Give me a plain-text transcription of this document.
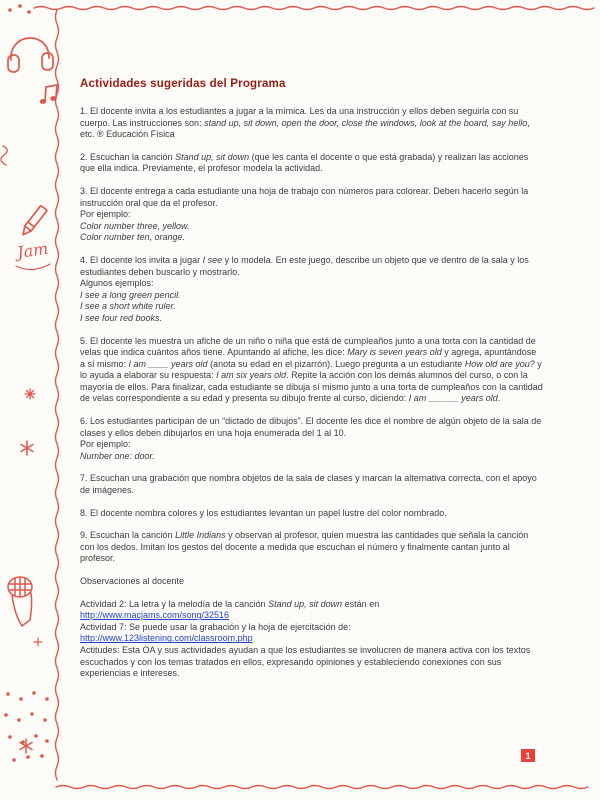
Jam
Actividades sugeridas del Programa
1. El docente invita a los estudiantes a jugar a la mímica. Les da una instrucción y ellos deben seguirla con su cuerpo. Las instrucciones son: stand up, sit down, open the door, close the windows, look at the board, say hello, etc. ® Educación Física
2. Escuchan la canción Stand up, sit down (que les canta el docente o que está grabada) y realizan las acciones que ella indica. Previamente, el profesor modela la actividad.
3. El docente entrega a cada estudiante una hoja de trabajo con números para colorear. Deben hacerlo según la instrucción oral que da el profesor.
Por ejemplo:
Color number three, yellow.
Color number ten, orange.
4. El docente los invita a jugar I see y lo modela. En este juego, describe un objeto que ve dentro de la sala y los estudiantes deben buscarlo y mostrarlo.
Algunos ejemplos:
I see a long green pencil.
I see a short white ruler.
I see four red books.
5. El docente les muestra un afiche de un niño o niña que está de cumpleaños junto a una torta con la cantidad de velas que indica cuántos años tiene. Apuntando al afiche, les dice: Mary is seven years old y agrega, apuntándose a sí mismo: I am ____ years old (anota su edad en el pizarrón). Luego pregunta a un estudiante How old are you? y lo ayuda a elaborar su respuesta: I am six years old. Repite la acción con los demás alumnos del curso, o con la mayoría de ellos. Para finalizar, cada estudiante se dibuja sí mismo junto a una torta de cumpleaños con la cantidad de velas correspondiente a su edad y presenta su dibujo frente al curso, diciendo: I am ______ years old.
6. Los estudiantes participan de un “dictado de dibujos”. El docente les dice el nombre de algún objeto de la sala de clases y ellos deben dibujarlos en una hoja enumerada del 1 al 10.
Por ejemplo:
Number one: door.
7. Escuchan una grabación que nombra objetos de la sala de clases y marcan la alternativa correcta, con el apoyo de imágenes.
8. El docente nombra colores y los estudiantes levantan un papel lustre del color nombrado.
9. Escuchan la canción Little Indians y observan al profesor, quien muestra las cantidades que señala la canción con los dedos. Imitan los gestos del docente a medida que escuchan el número y finalmente cantan junto al profesor.
Observaciones al docente
Actividad 2: La letra y la melodía de la canción Stand up, sit down están en
http://www.macjams.com/song/32516
Actividad 7: Se puede usar la grabación y la hoja de ejercitación de:
http://www.123listening.com/classroom.php
Actitudes: Esta OA y sus actividades ayudan a que los estudiantes se involucren de manera activa con los textos escuchados y con los temas tratados en ellos, expresando opiniones y estableciendo conexiones con sus experiencias e intereses.
1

**WHAT TO DO**
Print the data above in full and exactly as it appears, skipping the pictures.

**ANSWER BOX**
Give me a plain-text transcription of this document.
Jam
Actividades sugeridas del Programa
1. El docente invita a los estudiantes a jugar a la mímica. Les da una instrucción y ellos deben seguirla con su cuerpo. Las instrucciones son: stand up, sit down, open the door, close the windows, look at the board, say hello, etc. ® Educación Física
2. Escuchan la canción Stand up, sit down (que les canta el docente o que está grabada) y realizan las acciones que ella indica. Previamente, el profesor modela la actividad.
3. El docente entrega a cada estudiante una hoja de trabajo con números para colorear. Deben hacerlo según la instrucción oral que da el profesor.
Por ejemplo:
Color number three, yellow.
Color number ten, orange.
4. El docente los invita a jugar I see y lo modela. En este juego, describe un objeto que ve dentro de la sala y los estudiantes deben buscarlo y mostrarlo.
Algunos ejemplos:
I see a long green pencil.
I see a short white ruler.
I see four red books.
5. El docente les muestra un afiche de un niño o niña que está de cumpleaños junto a una torta con la cantidad de velas que indica cuántos años tiene. Apuntando al afiche, les dice: Mary is seven years old y agrega, apuntándose a sí mismo: I am ____ years old (anota su edad en el pizarrón). Luego pregunta a un estudiante How old are you? y lo ayuda a elaborar su respuesta: I am six years old. Repite la acción con los demás alumnos del curso, o con la mayoría de ellos. Para finalizar, cada estudiante se dibuja sí mismo junto a una torta de cumpleaños con la cantidad de velas correspondiente a su edad y presenta su dibujo frente al curso, diciendo: I am ______ years old.
6. Los estudiantes participan de un “dictado de dibujos”. El docente les dice el nombre de algún objeto de la sala de clases y ellos deben dibujarlos en una hoja enumerada del 1 al 10.
Por ejemplo:
Number one: door.
7. Escuchan una grabación que nombra objetos de la sala de clases y marcan la alternativa correcta, con el apoyo de imágenes.
8. El docente nombra colores y los estudiantes levantan un papel lustre del color nombrado.
9. Escuchan la canción Little Indians y observan al profesor, quien muestra las cantidades que señala la canción con los dedos. Imitan los gestos del docente a medida que escuchan el número y finalmente cantan junto al profesor.
Observaciones al docente
Actividad 2: La letra y la melodía de la canción Stand up, sit down están en
http://www.macjams.com/song/32516
Actividad 7: Se puede usar la grabación y la hoja de ejercitación de:
http://www.123listening.com/classroom.php
Actitudes: Esta OA y sus actividades ayudan a que los estudiantes se involucren de manera activa con los textos escuchados y con los temas tratados en ellos, expresando opiniones y estableciendo conexiones con sus experiencias e intereses.
1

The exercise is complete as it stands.